→ **Page text**
Caledonia Curry (b. 1977, New London, CT) whose work appears under the name Swoon, is a Brooklyn-based artist and is widely known as the first woman to gain large-scale recognition in the male-dominated world of street art. Callie took to the streets of New York while attending the Pratt Institute of Art in 1999, pasting her paper portraits to the sides of buildings with the goal of making art and the public space of the city more accessible.

In a moment when contemporary art often holds a conflicted relationship to beauty, Callie’s work carries with it an earnestness, treating the beautiful as sublime even as she explores the darker sides of her subjects. Her work has become known for marrying the whimsical to the grounded, often weaving in slivers of fairy-tales, scraps of myth, and a recurring motif of the sacred feminine. Tendrils of her own family history—and a legacy of her parents’ struggles with addiction and substance abuse—recur throughout her work.

→ **Dataset records**
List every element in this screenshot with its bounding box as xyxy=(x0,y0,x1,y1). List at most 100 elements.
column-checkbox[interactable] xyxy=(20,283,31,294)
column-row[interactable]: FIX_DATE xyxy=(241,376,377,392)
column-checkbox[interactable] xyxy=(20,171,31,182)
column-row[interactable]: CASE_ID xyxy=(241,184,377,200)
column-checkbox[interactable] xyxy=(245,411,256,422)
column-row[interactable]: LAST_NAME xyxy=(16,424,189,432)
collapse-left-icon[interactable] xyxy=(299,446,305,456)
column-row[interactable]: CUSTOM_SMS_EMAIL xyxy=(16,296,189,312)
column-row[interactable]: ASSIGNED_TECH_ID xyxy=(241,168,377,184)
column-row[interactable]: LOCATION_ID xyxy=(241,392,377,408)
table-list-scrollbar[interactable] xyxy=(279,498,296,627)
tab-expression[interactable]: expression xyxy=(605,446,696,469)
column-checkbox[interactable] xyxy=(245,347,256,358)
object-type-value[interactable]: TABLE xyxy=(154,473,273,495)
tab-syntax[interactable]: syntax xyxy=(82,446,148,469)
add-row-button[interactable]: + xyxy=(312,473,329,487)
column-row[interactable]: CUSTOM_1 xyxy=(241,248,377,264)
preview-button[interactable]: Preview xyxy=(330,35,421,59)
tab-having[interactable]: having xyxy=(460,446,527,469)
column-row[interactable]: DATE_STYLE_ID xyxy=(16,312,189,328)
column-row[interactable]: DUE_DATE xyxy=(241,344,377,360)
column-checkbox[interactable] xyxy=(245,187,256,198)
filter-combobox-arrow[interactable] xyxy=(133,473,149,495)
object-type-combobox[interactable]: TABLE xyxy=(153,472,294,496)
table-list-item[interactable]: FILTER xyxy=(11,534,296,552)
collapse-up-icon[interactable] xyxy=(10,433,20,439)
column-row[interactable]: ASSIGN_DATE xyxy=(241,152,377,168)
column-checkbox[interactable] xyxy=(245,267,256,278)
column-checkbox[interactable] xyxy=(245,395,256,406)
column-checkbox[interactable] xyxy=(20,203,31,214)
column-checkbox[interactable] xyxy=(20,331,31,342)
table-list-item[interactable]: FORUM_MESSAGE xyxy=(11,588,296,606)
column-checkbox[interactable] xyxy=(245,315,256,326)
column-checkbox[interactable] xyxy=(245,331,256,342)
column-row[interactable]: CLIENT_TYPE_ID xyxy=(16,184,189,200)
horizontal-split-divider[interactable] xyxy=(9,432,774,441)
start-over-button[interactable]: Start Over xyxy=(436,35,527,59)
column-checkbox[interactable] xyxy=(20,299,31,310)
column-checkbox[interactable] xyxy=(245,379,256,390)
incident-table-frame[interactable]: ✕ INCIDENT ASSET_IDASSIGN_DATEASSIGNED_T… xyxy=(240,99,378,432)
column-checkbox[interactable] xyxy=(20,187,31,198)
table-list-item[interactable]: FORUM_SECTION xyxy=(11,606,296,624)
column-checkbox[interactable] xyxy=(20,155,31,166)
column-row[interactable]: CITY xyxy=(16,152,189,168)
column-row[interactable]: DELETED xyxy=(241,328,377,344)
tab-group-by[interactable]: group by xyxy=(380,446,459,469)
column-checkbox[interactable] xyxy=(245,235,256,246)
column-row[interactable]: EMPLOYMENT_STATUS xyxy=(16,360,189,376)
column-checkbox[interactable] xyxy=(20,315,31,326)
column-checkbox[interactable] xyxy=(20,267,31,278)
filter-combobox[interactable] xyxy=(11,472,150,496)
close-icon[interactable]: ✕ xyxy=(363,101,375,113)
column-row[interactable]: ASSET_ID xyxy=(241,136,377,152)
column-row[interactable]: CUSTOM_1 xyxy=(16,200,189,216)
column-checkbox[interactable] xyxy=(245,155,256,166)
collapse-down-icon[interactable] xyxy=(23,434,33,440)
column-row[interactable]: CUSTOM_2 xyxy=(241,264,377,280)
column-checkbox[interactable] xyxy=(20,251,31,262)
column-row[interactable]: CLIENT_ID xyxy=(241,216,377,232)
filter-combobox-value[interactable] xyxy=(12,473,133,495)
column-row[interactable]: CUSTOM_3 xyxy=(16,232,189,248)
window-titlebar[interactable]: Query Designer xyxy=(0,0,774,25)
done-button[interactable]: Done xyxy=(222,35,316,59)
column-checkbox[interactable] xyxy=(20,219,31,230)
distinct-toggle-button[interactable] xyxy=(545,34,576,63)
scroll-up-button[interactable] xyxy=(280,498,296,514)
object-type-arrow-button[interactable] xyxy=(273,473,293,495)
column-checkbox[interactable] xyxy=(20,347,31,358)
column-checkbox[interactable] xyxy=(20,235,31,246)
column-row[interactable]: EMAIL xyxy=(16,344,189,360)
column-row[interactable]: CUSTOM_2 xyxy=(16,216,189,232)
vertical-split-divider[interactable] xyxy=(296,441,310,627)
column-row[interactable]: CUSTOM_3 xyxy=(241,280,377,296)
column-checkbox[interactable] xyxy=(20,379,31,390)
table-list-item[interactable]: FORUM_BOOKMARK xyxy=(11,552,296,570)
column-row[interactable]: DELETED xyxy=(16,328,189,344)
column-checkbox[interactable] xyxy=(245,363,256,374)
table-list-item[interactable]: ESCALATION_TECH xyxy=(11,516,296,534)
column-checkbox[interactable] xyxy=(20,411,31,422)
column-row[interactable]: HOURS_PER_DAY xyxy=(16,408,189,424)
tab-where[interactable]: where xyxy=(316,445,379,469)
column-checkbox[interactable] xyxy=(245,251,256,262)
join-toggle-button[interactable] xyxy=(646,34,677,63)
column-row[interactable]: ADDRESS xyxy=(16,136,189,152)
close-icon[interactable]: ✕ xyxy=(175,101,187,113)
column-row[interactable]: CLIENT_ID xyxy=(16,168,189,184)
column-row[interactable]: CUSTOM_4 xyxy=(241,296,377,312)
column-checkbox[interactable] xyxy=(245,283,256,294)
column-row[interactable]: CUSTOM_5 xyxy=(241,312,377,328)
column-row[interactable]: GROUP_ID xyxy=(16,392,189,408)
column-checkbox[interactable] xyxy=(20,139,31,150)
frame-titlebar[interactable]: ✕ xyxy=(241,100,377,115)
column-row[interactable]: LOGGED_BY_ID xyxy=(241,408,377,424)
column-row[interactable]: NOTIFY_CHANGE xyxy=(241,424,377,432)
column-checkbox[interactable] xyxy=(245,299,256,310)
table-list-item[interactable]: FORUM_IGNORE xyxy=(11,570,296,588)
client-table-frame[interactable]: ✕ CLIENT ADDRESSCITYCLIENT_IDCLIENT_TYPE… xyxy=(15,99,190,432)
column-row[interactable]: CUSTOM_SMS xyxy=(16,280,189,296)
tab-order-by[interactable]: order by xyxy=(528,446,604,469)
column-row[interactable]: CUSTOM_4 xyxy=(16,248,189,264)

→ **To do**
In the text on the artist Swoon, rewrite the passage from "In a moment" up to and including "throughout her work.", swapping "whimsical" for "playful".

→ **Result for this exercise**
In a moment when contemporary art often holds a conflicted relationship to beauty, Callie’s work carries with it an earnestness, treating the beautiful as sublime even as she explores the darker sides of her subjects. Her work has become known for marrying the playful to the grounded, often weaving in slivers of fairy-tales, scraps of myth, and a recurring motif of the sacred feminine. Tendrils of her own family history—and a legacy of her parents’ struggles with addiction and substance abuse—recur throughout her work.